■ Set task
Pick out the lines in the listing below that contain the word "REDAZIONE" and copy them.

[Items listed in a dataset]
(begin)

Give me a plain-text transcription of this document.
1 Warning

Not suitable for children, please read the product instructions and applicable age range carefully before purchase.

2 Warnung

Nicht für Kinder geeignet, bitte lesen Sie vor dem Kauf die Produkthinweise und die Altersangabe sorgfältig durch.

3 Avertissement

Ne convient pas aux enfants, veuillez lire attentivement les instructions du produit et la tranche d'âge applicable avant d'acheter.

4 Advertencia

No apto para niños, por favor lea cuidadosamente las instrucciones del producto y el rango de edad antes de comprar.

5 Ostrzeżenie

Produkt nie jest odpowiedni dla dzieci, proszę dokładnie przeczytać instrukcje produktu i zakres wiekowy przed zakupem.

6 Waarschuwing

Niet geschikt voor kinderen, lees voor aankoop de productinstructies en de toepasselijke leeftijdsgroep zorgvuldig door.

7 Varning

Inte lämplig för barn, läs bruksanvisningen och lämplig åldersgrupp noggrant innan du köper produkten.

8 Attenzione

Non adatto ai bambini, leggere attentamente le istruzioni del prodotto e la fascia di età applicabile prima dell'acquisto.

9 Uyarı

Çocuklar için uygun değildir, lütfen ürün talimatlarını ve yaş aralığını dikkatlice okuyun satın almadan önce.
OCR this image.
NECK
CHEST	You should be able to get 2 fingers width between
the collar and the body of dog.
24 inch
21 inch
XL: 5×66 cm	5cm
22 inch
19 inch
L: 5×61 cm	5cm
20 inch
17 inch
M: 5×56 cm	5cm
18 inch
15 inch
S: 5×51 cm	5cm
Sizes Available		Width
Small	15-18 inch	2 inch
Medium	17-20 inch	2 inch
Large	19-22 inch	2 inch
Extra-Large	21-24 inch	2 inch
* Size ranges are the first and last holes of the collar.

(end)
(begin)

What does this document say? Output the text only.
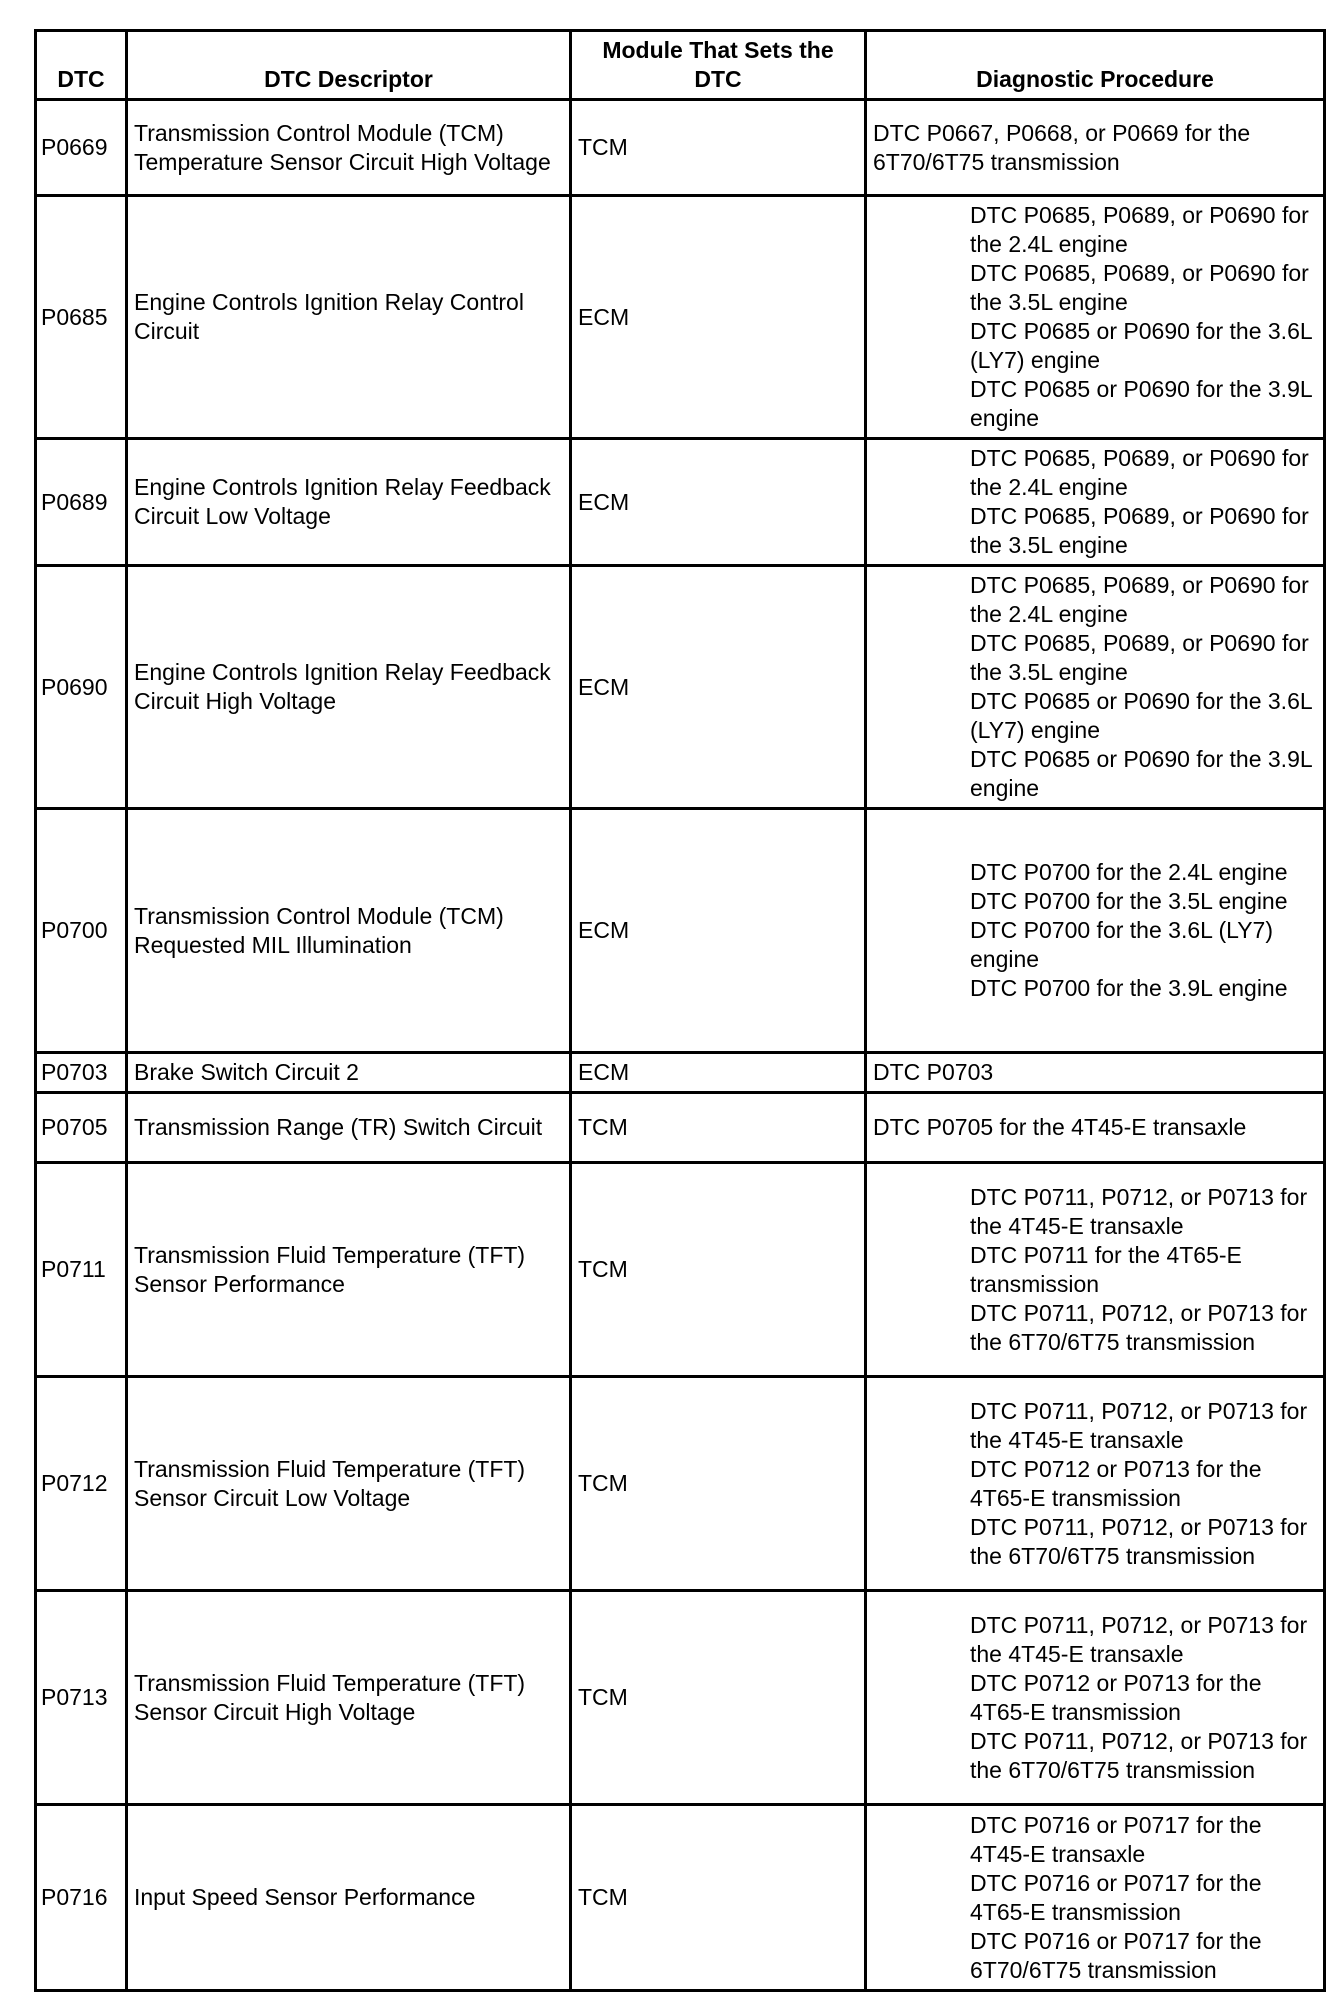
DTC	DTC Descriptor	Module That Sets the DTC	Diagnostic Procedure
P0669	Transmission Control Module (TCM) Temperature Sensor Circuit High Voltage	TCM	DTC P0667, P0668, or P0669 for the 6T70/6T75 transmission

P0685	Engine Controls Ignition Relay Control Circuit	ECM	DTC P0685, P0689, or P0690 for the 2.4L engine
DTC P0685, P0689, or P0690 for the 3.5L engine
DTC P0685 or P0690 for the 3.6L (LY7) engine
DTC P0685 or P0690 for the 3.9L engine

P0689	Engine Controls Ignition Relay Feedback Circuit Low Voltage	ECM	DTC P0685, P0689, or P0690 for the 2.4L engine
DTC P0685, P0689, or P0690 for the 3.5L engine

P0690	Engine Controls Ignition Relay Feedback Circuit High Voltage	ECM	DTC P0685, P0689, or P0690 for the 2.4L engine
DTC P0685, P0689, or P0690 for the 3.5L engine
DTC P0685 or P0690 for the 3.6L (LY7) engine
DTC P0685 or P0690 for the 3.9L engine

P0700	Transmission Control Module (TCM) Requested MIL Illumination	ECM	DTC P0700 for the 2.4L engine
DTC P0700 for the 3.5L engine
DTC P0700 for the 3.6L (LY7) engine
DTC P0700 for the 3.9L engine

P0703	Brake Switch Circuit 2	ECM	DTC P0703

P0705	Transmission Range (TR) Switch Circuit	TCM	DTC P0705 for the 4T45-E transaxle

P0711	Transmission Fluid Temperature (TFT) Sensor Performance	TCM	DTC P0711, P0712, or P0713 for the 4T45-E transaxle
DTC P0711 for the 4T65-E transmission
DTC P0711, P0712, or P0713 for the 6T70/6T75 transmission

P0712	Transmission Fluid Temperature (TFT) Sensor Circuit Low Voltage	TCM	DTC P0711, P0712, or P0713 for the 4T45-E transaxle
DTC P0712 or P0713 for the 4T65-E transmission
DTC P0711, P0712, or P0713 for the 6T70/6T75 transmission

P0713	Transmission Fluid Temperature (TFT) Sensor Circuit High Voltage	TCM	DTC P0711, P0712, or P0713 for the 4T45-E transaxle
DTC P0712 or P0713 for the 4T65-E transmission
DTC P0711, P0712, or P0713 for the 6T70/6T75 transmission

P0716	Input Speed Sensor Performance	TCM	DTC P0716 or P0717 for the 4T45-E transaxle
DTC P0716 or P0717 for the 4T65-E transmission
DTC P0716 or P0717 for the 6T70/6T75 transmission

(end)
(begin)

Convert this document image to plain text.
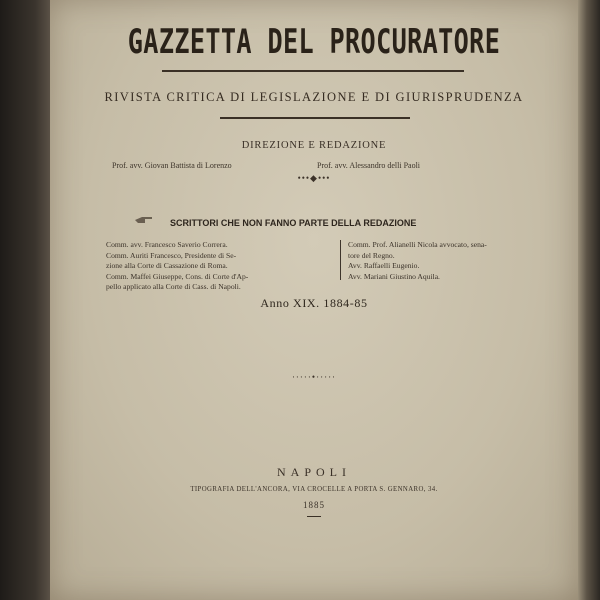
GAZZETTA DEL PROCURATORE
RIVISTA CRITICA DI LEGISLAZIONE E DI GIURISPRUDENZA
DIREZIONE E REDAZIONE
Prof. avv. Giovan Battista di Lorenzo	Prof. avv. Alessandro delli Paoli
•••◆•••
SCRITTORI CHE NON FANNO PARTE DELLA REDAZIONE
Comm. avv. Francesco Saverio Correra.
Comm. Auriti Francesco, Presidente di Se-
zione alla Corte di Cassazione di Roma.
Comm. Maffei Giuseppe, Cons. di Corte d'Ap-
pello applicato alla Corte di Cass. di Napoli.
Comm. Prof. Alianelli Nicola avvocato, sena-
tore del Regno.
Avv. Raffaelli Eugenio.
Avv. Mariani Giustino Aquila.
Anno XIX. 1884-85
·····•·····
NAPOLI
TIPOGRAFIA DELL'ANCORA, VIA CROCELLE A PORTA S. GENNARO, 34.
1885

(end)

■ Exercise solution
DIREZIONE E REDAZIONE
SCRITTORI CHE NON FANNO PARTE DELLA REDAZIONE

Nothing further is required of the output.